* [Dataset extract]
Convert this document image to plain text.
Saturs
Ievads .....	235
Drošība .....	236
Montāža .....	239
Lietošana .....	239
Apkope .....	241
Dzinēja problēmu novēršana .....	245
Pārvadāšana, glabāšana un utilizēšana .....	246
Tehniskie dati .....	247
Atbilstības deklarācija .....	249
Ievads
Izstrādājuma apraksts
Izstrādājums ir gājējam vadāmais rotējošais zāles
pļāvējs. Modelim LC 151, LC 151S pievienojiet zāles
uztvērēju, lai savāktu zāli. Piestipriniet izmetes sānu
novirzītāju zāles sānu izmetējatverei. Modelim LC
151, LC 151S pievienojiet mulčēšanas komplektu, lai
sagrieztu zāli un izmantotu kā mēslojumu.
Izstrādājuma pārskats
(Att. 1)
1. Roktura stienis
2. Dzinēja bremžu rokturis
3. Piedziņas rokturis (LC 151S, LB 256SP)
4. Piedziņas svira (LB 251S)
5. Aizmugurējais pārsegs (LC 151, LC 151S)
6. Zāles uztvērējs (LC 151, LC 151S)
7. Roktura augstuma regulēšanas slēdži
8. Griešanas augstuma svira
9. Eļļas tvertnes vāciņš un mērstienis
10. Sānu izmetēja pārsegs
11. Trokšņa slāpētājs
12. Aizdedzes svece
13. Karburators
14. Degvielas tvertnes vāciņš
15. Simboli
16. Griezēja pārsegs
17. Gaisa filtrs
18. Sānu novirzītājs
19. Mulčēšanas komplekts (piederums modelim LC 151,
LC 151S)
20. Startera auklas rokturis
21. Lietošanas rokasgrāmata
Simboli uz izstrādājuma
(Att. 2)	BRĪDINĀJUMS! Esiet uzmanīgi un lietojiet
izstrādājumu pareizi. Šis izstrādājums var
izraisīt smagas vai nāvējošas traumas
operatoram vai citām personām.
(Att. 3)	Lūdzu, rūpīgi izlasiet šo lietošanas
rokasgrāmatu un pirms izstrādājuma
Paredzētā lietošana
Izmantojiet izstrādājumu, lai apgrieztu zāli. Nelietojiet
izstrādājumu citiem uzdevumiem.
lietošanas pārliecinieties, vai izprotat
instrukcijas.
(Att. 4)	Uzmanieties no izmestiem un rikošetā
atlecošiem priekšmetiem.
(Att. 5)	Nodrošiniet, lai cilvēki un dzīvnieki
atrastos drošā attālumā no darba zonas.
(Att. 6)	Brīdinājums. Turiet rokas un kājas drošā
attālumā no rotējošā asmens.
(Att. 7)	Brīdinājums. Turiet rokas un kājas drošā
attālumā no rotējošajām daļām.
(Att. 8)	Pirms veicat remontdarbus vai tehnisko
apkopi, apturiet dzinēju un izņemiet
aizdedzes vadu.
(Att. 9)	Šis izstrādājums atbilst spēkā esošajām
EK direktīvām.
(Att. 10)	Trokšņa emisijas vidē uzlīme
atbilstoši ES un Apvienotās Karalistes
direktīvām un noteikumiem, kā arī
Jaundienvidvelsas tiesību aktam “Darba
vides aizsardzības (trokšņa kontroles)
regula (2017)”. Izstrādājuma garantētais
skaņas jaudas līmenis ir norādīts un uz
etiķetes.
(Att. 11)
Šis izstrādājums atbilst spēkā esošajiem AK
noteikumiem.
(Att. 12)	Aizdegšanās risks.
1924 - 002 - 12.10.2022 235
* * *
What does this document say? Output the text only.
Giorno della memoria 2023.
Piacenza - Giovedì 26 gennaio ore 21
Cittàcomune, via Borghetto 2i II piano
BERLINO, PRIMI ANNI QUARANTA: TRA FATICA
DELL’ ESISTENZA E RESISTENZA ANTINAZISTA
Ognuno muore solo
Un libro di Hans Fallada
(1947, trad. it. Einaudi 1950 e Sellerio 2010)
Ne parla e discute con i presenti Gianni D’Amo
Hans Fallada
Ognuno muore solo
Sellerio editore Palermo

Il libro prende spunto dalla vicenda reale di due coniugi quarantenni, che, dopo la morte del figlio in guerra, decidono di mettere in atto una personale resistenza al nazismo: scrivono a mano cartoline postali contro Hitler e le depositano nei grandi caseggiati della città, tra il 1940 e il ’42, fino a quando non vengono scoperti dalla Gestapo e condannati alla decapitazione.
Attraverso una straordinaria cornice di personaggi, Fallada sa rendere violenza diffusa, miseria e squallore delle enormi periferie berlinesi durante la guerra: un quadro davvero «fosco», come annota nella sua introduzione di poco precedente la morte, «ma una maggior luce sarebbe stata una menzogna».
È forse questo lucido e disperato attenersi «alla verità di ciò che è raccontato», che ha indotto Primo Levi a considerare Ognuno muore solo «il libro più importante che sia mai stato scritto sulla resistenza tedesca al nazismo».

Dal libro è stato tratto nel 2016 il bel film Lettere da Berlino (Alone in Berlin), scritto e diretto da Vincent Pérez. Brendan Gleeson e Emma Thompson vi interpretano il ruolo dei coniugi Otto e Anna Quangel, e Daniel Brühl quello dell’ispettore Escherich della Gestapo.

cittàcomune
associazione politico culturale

* [Instruction] Copy all lines of the listing above that contain the string "tvertnes".

* [Solution to this task]
9. Eļļas tvertnes vāciņš un mērstienis
14. Degvielas tvertnes vāciņš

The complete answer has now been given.